## PROBLEM TO WORK ON
Copy out all of the material, matching it word for word.

## INPUT DATA
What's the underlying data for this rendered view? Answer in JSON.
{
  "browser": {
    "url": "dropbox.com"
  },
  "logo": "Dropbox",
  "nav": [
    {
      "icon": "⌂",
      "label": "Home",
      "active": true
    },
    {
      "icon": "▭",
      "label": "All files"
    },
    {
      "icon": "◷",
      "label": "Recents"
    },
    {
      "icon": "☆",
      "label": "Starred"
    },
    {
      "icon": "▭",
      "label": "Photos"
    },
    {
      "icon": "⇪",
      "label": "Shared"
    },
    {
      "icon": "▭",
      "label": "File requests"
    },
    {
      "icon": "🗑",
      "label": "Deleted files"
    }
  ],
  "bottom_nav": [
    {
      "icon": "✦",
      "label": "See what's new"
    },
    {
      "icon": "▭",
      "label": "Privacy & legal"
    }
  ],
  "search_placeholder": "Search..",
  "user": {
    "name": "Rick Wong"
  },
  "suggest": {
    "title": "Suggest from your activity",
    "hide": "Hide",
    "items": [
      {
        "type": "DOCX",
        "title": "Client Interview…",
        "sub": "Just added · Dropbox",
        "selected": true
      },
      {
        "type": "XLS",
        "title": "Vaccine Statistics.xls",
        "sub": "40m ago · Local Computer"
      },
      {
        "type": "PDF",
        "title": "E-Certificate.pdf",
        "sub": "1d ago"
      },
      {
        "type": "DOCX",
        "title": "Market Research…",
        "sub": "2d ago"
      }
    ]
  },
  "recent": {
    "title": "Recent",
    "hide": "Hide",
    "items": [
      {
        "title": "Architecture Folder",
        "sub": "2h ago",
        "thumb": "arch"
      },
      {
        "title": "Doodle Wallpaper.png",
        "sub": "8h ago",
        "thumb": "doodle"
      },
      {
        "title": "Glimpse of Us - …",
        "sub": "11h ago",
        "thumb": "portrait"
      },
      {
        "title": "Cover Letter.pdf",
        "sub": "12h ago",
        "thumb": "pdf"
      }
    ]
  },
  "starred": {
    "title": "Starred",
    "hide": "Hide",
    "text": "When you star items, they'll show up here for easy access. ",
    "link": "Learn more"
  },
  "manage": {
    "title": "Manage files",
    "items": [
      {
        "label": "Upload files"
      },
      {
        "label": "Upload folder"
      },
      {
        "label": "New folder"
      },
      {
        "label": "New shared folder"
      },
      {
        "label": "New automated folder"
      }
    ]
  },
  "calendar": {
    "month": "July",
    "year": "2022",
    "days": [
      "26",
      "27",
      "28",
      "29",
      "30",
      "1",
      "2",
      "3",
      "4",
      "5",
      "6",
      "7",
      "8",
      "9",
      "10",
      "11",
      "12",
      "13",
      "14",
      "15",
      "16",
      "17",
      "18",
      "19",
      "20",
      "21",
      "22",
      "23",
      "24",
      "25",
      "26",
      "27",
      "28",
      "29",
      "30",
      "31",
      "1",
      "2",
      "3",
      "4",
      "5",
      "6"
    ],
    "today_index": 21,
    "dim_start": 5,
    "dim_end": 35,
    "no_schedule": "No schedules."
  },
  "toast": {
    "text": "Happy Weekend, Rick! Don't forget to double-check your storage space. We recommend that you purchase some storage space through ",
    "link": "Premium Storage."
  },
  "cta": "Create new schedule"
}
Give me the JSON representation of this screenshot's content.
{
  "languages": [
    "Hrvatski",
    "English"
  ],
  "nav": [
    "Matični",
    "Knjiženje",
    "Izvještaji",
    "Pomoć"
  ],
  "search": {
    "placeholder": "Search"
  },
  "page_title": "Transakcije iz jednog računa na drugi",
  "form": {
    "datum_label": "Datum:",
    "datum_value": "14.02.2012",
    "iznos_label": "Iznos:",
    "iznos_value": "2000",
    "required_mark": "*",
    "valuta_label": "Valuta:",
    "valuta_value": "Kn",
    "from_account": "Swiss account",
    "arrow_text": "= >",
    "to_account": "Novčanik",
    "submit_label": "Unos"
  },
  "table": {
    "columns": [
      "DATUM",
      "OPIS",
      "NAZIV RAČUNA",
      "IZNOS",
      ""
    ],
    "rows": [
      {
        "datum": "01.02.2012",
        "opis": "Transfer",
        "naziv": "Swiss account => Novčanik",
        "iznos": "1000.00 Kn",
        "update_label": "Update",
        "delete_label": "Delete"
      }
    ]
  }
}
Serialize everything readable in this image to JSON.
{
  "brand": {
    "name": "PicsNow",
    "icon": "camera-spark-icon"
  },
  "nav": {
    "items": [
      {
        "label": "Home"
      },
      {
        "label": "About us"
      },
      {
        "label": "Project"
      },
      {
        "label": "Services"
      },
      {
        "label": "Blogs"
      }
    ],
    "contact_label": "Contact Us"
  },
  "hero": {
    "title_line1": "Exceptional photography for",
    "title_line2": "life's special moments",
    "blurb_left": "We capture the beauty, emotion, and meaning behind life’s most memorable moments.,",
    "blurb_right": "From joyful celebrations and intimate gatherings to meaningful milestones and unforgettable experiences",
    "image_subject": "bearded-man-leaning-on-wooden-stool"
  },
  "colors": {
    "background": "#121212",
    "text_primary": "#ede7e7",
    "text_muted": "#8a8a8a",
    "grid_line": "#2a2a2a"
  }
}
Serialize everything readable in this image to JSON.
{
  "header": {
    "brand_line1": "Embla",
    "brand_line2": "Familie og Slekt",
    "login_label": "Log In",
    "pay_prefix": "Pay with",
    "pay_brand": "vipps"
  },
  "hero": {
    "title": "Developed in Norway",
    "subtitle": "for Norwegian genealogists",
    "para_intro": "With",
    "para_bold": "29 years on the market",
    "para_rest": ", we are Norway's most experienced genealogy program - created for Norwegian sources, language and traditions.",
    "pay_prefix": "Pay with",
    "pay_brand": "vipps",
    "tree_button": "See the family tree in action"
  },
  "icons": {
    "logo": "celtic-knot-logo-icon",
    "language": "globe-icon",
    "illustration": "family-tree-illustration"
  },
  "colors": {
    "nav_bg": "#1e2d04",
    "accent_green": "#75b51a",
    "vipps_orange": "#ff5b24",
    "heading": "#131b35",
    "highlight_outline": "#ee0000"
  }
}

## WORKED ANSWER
What's the underlying data for this rendered view? Answer in JSON.
{
  "browser": {
    "url": "dropbox.com"
  },
  "logo": "Dropbox",
  "nav": [
    {
      "icon": "⌂",
      "label": "Home",
      "active": true
    },
    {
      "icon": "▭",
      "label": "All files"
    },
    {
      "icon": "◷",
      "label": "Recents"
    },
    {
      "icon": "☆",
      "label": "Starred"
    },
    {
      "icon": "▭",
      "label": "Photos"
    },
    {
      "icon": "⇪",
      "label": "Shared"
    },
    {
      "icon": "▭",
      "label": "File requests"
    },
    {
      "icon": "🗑",
      "label": "Deleted files"
    }
  ],
  "bottom_nav": [
    {
      "icon": "✦",
      "label": "See what's new"
    },
    {
      "icon": "▭",
      "label": "Privacy & legal"
    }
  ],
  "search_placeholder": "Search..",
  "user": {
    "name": "Rick Wong"
  },
  "suggest": {
    "title": "Suggest from your activity",
    "hide": "Hide",
    "items": [
      {
        "type": "DOCX",
        "title": "Client Interview…",
        "sub": "Just added · Dropbox",
        "selected": true
      },
      {
        "type": "XLS",
        "title": "Vaccine Statistics.xls",
        "sub": "40m ago · Local Computer"
      },
      {
        "type": "PDF",
        "title": "E-Certificate.pdf",
        "sub": "1d ago"
      },
      {
        "type": "DOCX",
        "title": "Market Research…",
        "sub": "2d ago"
      }
    ]
  },
  "recent": {
    "title": "Recent",
    "hide": "Hide",
    "items": [
      {
        "title": "Architecture Folder",
        "sub": "2h ago",
        "thumb": "arch"
      },
      {
        "title": "Doodle Wallpaper.png",
        "sub": "8h ago",
        "thumb": "doodle"
      },
      {
        "title": "Glimpse of Us - …",
        "sub": "11h ago",
        "thumb": "portrait"
      },
      {
        "title": "Cover Letter.pdf",
        "sub": "12h ago",
        "thumb": "pdf"
      }
    ]
  },
  "starred": {
    "title": "Starred",
    "hide": "Hide",
    "text": "When you star items, they'll show up here for easy access. ",
    "link": "Learn more"
  },
  "manage": {
    "title": "Manage files",
    "items": [
      {
        "label": "Upload files"
      },
      {
        "label": "Upload folder"
      },
      {
        "label": "New folder"
      },
      {
        "label": "New shared folder"
      },
      {
        "label": "New automated folder"
      }
    ]
  },
  "calendar": {
    "month": "July",
    "year": "2022",
    "days": [
      "26",
      "27",
      "28",
      "29",
      "30",
      "1",
      "2",
      "3",
      "4",
      "5",
      "6",
      "7",
      "8",
      "9",
      "10",
      "11",
      "12",
      "13",
      "14",
      "15",
      "16",
      "17",
      "18",
      "19",
      "20",
      "21",
      "22",
      "23",
      "24",
      "25",
      "26",
      "27",
      "28",
      "29",
      "30",
      "31",
      "1",
      "2",
      "3",
      "4",
      "5",
      "6"
    ],
    "today_index": 21,
    "dim_start": 5,
    "dim_end": 35,
    "no_schedule": "No schedules."
  },
  "toast": {
    "text": "Happy Weekend, Rick! Don't forget to double-check your storage space. We recommend that you purchase some storage space through ",
    "link": "Premium Storage."
  },
  "cta": "Create new schedule"
}
Give me the JSON representation of this screenshot's content.
{
  "languages": [
    "Hrvatski",
    "English"
  ],
  "nav": [
    "Matični",
    "Knjiženje",
    "Izvještaji",
    "Pomoć"
  ],
  "search": {
    "placeholder": "Search"
  },
  "page_title": "Transakcije iz jednog računa na drugi",
  "form": {
    "datum_label": "Datum:",
    "datum_value": "14.02.2012",
    "iznos_label": "Iznos:",
    "iznos_value": "2000",
    "required_mark": "*",
    "valuta_label": "Valuta:",
    "valuta_value": "Kn",
    "from_account": "Swiss account",
    "arrow_text": "= >",
    "to_account": "Novčanik",
    "submit_label": "Unos"
  },
  "table": {
    "columns": [
      "DATUM",
      "OPIS",
      "NAZIV RAČUNA",
      "IZNOS",
      ""
    ],
    "rows": [
      {
        "datum": "01.02.2012",
        "opis": "Transfer",
        "naziv": "Swiss account => Novčanik",
        "iznos": "1000.00 Kn",
        "update_label": "Update",
        "delete_label": "Delete"
      }
    ]
  }
}
Serialize everything readable in this image to JSON.
{
  "brand": {
    "name": "PicsNow",
    "icon": "camera-spark-icon"
  },
  "nav": {
    "items": [
      {
        "label": "Home"
      },
      {
        "label": "About us"
      },
      {
        "label": "Project"
      },
      {
        "label": "Services"
      },
      {
        "label": "Blogs"
      }
    ],
    "contact_label": "Contact Us"
  },
  "hero": {
    "title_line1": "Exceptional photography for",
    "title_line2": "life's special moments",
    "blurb_left": "We capture the beauty, emotion, and meaning behind life’s most memorable moments.,",
    "blurb_right": "From joyful celebrations and intimate gatherings to meaningful milestones and unforgettable experiences",
    "image_subject": "bearded-man-leaning-on-wooden-stool"
  },
  "colors": {
    "background": "#121212",
    "text_primary": "#ede7e7",
    "text_muted": "#8a8a8a",
    "grid_line": "#2a2a2a"
  }
}
Serialize everything readable in this image to JSON.
{
  "header": {
    "brand_line1": "Embla",
    "brand_line2": "Familie og Slekt",
    "login_label": "Log In",
    "pay_prefix": "Pay with",
    "pay_brand": "vipps"
  },
  "hero": {
    "title": "Developed in Norway",
    "subtitle": "for Norwegian genealogists",
    "para_intro": "With",
    "para_bold": "29 years on the market",
    "para_rest": ", we are Norway's most experienced genealogy program - created for Norwegian sources, language and traditions.",
    "pay_prefix": "Pay with",
    "pay_brand": "vipps",
    "tree_button": "See the family tree in action"
  },
  "icons": {
    "logo": "celtic-knot-logo-icon",
    "language": "globe-icon",
    "illustration": "family-tree-illustration"
  },
  "colors": {
    "nav_bg": "#1e2d04",
    "accent_green": "#75b51a",
    "vipps_orange": "#ff5b24",
    "heading": "#131b35",
    "highlight_outline": "#ee0000"
  }
}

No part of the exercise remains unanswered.